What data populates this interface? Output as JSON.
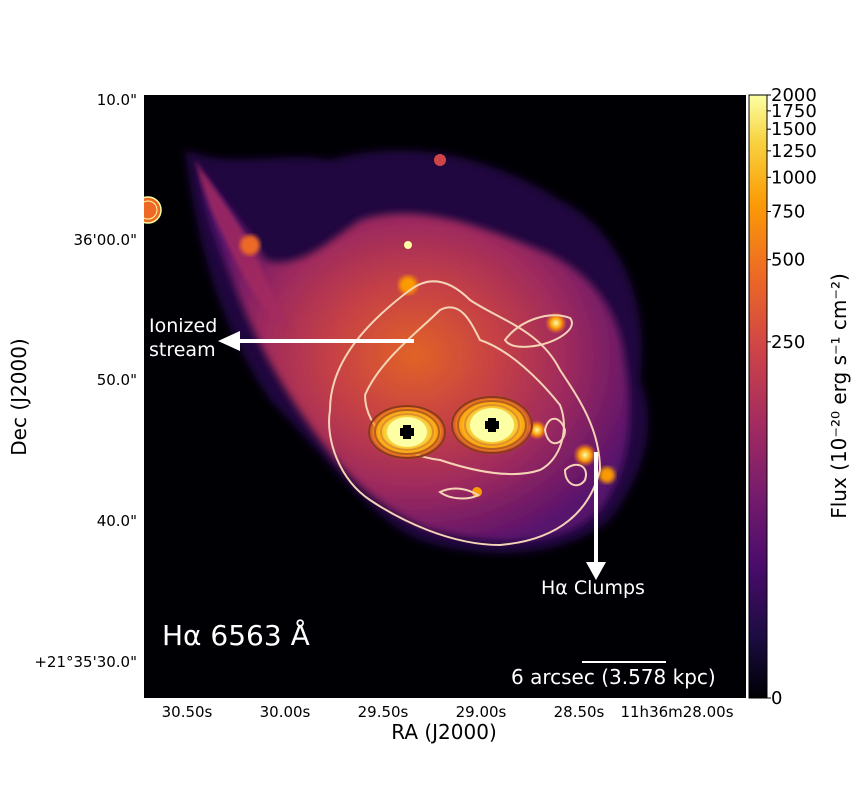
{
  "image": {
    "axes": {
      "xlabel": "RA (J2000)",
      "ylabel": "Dec (J2000)",
      "x_ticks": [
        "30.50s",
        "30.00s",
        "29.50s",
        "29.00s",
        "28.50s",
        "11h36m28.00s"
      ],
      "y_ticks": [
        "10.0\"",
        "36'00.0\"",
        "50.0\"",
        "40.0\"",
        "+21°35'30.0\""
      ]
    },
    "colorbar": {
      "label": "Flux (10⁻²⁰ erg s⁻¹ cm⁻²)",
      "colormap": "inferno",
      "ticks": [
        "2000",
        "1750",
        "1500",
        "1250",
        "1000",
        "750",
        "500",
        "250",
        "0"
      ],
      "tick_values": [
        2000,
        1750,
        1500,
        1250,
        1000,
        750,
        500,
        250,
        0
      ]
    },
    "annotations": {
      "stream_line1": "Ionized",
      "stream_line2": "stream",
      "clumps": "Hα Clumps",
      "line_label": "Hα 6563 Å",
      "scalebar": "6 arcsec (3.578 kpc)"
    },
    "colors": {
      "background": "#000000",
      "contour": "#f5d3b6",
      "arrow": "#ffffff",
      "core": "#fcffa4"
    }
  }
}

Brief: Print the full listing exactly, dropping the pictures.

The output:
What data populates this interface? Output as JSON.
{
  "image": {
    "axes": {
      "xlabel": "RA (J2000)",
      "ylabel": "Dec (J2000)",
      "x_ticks": [
        "30.50s",
        "30.00s",
        "29.50s",
        "29.00s",
        "28.50s",
        "11h36m28.00s"
      ],
      "y_ticks": [
        "10.0\"",
        "36'00.0\"",
        "50.0\"",
        "40.0\"",
        "+21°35'30.0\""
      ]
    },
    "colorbar": {
      "label": "Flux (10⁻²⁰ erg s⁻¹ cm⁻²)",
      "colormap": "inferno",
      "ticks": [
        "2000",
        "1750",
        "1500",
        "1250",
        "1000",
        "750",
        "500",
        "250",
        "0"
      ],
      "tick_values": [
        2000,
        1750,
        1500,
        1250,
        1000,
        750,
        500,
        250,
        0
      ]
    },
    "annotations": {
      "stream_line1": "Ionized",
      "stream_line2": "stream",
      "clumps": "Hα Clumps",
      "line_label": "Hα 6563 Å",
      "scalebar": "6 arcsec (3.578 kpc)"
    },
    "colors": {
      "background": "#000000",
      "contour": "#f5d3b6",
      "arrow": "#ffffff",
      "core": "#fcffa4"
    }
  }
}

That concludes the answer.